### [Yazılı Görev A]
Şu ifadelerin okuma parçasıyla uyuşup uyuşmadığını belirtin; her biri için evet ya da hayır deyin ve karar veren sözleri parçadan aynen alıntılayın: (i) Moore, Principa Ethica adlı eserinde ahlak felsefesinde doğalcı yaklaşımlara karşı çıkar. (ii) Moore'a göre bir özellik olarak "iyi" tanımlanabilir. (iii) Hazcı yaklaşımın savunucularına göre haz veren şeyler iyidir.
### [Yazılı Görev B]
Okuma parçasında "Varoluşçuluk Yaklaşımı, |" sözlerinin geçtiği yerden başlayan bölümü aynen çıkarın ve "tartışmalarında belirleyici olur." sözlerinden sonra durun.

Çağdaş Felsefe 1 Deneme Sınavı Sorusu #785201
Moore, ''Principa Ethica'' adlı eserinde, ahlak felsefesinin hangi yaklaşımına karşı çıkmaktadır?
Varoluşçuluk Yaklaşımı, |
Tarihsel Gelişim, |
Pozitivist Yaklaşım, |
Doğalcı Yaklaşım, |
Didaktik Yaklaşım, |
Moore, Principa Ethica adlı eserinde, ahlak felsefesinde doğalcı yaklaşımlara karşı çıkar ve kendinden sonra gelen meta-etik tartışmalarında belirleyici olur.
Moore, felsefi kanıtlamaların, kendisinin doğalcı yanılsama olarak adlandırdığı bir sorunla malul olduğunu ifade eder. Bu sorunun kaynağında, bir terimin belli bir kanıtlama dahilindeki kullanımının, söz konusu terimin tanımı ile karıştırılması yatar. Ahlak felsefesi tartışmalarında bu sorunla, özellikle iyi teriminin tanımlanmasında karşılaşılır. Ahlaki kanıtlamalar genellikle şu şekilde ifade edilir. Bir şey belli başlı özelliklere haiz ise iyi olduğu kabul edilmelidir. Farklı ahlaki anlayışları savunan düşünürlere göre bu özellikler farklılık gösterebilir. Örneğin, hazcı yaklaşımın savunucularına göre hoş, haz veren şeyler iyidir. Moore, bu kanıtlamaların bir geçerliliği olsa dahi bize, ''iyi''nin tanımını vermediklerini öne sürer. Bir özellik olarak ''iyi'', Moore göre tanımlanamaz. Sadece ne olduğu gösterilebilir ve bu gösterme üzerinden kavranılabilir. ''A iyidir eğer B özelliğine sahipse'' biçimindeki ifadeler, B özelliğinin neden iyi kabul edildiğini açıklayamadığı için sadece ''iyi''nin tanımlamasını ertelemiş olur.

### [Sayfa düzeni veri seti girdileri]
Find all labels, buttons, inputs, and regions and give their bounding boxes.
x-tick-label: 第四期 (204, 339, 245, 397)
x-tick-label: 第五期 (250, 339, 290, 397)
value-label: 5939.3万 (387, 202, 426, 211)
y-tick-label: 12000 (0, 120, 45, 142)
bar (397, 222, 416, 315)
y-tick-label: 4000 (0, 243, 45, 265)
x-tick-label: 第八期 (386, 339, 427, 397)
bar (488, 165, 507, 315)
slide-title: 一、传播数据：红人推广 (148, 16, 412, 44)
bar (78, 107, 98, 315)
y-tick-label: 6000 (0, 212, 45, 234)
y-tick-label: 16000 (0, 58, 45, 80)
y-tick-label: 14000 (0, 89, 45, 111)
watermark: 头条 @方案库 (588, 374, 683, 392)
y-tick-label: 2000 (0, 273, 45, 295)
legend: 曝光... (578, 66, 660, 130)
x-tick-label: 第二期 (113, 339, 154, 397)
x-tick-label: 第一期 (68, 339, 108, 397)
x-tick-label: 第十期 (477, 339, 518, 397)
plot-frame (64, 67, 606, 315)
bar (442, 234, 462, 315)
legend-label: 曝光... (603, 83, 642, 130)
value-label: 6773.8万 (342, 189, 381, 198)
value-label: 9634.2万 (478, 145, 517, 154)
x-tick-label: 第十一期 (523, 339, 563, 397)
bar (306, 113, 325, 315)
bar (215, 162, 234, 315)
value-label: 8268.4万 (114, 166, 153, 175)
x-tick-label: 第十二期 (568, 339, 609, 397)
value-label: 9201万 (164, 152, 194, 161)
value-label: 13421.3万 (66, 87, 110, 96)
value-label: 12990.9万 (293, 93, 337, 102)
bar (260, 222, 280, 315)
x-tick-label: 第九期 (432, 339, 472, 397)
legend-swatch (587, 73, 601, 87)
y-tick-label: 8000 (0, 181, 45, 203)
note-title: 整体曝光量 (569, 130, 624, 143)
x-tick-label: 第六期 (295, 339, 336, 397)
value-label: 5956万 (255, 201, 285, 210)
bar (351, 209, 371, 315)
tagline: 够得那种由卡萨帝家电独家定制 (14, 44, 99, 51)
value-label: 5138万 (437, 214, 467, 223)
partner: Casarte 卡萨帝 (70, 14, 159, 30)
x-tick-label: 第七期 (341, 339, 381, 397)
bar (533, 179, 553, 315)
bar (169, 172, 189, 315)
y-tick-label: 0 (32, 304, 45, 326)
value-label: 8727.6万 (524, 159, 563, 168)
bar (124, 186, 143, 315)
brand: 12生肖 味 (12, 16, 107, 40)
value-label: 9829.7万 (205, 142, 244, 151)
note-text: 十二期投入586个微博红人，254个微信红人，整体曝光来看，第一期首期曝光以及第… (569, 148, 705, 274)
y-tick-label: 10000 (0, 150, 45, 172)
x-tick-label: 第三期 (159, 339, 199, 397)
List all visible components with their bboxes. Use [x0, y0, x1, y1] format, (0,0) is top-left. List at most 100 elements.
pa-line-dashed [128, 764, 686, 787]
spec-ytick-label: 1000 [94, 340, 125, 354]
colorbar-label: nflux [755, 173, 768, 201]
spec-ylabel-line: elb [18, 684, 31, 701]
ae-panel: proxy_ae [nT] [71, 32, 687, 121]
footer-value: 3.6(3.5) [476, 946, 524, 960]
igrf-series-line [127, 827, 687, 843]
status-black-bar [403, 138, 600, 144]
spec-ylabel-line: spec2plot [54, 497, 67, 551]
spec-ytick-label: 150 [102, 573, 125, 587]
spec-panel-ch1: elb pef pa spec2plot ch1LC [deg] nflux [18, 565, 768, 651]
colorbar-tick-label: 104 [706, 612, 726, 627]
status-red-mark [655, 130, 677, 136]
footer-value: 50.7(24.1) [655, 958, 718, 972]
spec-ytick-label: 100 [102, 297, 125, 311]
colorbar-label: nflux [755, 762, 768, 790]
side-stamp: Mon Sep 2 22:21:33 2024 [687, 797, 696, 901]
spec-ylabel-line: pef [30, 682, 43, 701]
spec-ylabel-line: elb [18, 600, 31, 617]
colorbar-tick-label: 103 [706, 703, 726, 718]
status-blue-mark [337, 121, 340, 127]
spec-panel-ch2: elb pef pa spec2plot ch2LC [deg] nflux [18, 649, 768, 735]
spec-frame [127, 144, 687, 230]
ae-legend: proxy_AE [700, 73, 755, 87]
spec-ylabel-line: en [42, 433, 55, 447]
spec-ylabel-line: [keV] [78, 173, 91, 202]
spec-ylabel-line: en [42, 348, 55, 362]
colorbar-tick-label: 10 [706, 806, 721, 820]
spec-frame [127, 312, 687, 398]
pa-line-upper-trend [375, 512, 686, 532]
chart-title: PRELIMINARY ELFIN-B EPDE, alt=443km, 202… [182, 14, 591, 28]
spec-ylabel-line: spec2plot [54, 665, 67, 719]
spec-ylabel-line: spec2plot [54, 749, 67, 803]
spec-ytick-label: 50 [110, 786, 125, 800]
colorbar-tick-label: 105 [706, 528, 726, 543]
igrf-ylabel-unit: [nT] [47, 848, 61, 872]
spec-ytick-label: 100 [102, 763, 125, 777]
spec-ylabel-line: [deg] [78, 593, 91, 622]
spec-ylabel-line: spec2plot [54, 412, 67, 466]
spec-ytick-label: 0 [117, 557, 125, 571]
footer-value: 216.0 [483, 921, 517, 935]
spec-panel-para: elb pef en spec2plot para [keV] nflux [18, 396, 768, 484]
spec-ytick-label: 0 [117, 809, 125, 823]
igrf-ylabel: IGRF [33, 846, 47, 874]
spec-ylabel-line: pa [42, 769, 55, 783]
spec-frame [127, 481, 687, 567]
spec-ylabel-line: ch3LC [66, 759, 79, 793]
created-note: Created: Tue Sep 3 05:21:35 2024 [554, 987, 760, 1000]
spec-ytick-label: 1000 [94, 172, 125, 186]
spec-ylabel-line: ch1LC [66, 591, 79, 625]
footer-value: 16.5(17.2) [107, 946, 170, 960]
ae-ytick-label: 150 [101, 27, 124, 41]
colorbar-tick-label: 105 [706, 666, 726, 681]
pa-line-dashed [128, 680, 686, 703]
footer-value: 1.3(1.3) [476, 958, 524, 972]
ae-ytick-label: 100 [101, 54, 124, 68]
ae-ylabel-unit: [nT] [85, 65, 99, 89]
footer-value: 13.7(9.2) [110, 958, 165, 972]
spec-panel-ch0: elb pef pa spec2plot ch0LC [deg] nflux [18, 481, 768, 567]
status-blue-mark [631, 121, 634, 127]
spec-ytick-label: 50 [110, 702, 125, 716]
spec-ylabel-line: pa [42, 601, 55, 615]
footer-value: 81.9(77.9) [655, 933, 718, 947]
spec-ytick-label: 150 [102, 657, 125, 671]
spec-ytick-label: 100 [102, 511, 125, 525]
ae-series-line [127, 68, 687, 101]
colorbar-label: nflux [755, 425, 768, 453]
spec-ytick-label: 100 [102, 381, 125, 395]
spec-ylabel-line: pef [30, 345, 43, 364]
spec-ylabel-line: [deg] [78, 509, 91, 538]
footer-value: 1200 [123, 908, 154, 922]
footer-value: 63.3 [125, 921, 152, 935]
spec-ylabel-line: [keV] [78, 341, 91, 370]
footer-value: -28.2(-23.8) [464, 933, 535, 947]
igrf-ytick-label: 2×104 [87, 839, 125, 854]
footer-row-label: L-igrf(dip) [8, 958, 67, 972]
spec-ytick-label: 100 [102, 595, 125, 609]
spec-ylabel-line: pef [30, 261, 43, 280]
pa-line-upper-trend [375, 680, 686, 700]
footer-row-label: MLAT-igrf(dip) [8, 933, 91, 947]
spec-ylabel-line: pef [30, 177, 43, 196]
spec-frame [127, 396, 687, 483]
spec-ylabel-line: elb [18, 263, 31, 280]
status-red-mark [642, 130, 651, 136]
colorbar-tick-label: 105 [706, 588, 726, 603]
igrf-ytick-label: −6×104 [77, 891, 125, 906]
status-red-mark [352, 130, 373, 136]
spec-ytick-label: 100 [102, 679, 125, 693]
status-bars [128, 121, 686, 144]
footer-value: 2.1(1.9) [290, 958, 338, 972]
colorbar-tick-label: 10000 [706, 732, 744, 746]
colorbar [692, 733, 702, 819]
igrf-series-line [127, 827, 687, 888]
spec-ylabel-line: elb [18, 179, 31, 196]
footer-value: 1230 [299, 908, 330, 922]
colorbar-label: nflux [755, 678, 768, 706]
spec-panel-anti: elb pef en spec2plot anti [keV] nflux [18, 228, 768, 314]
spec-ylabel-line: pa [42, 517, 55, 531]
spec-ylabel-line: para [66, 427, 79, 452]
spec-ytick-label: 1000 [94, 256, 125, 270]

### [Görev Yanıtı A]
(i) Evet: "ahlak felsefesinde doğalcı yaklaşımlara karşı çıkar"
(ii) Hayır: "Bir özellik olarak ''iyi'', Moore göre tanımlanamaz."
(iii) Evet: "hazcı yaklaşımın savunucularına göre hoş, haz veren şeyler iyidir"

### [Görev Yanıtı B]
Varoluşçuluk Yaklaşımı, |
Tarihsel Gelişim, |
Pozitivist Yaklaşım, |
Doğalcı Yaklaşım, |
Didaktik Yaklaşım, |
Moore, Principa Ethica adlı eserinde, ahlak felsefesinde doğalcı yaklaşımlara karşı çıkar ve kendinden sonra gelen meta-etik tartışmalarında belirleyici olur.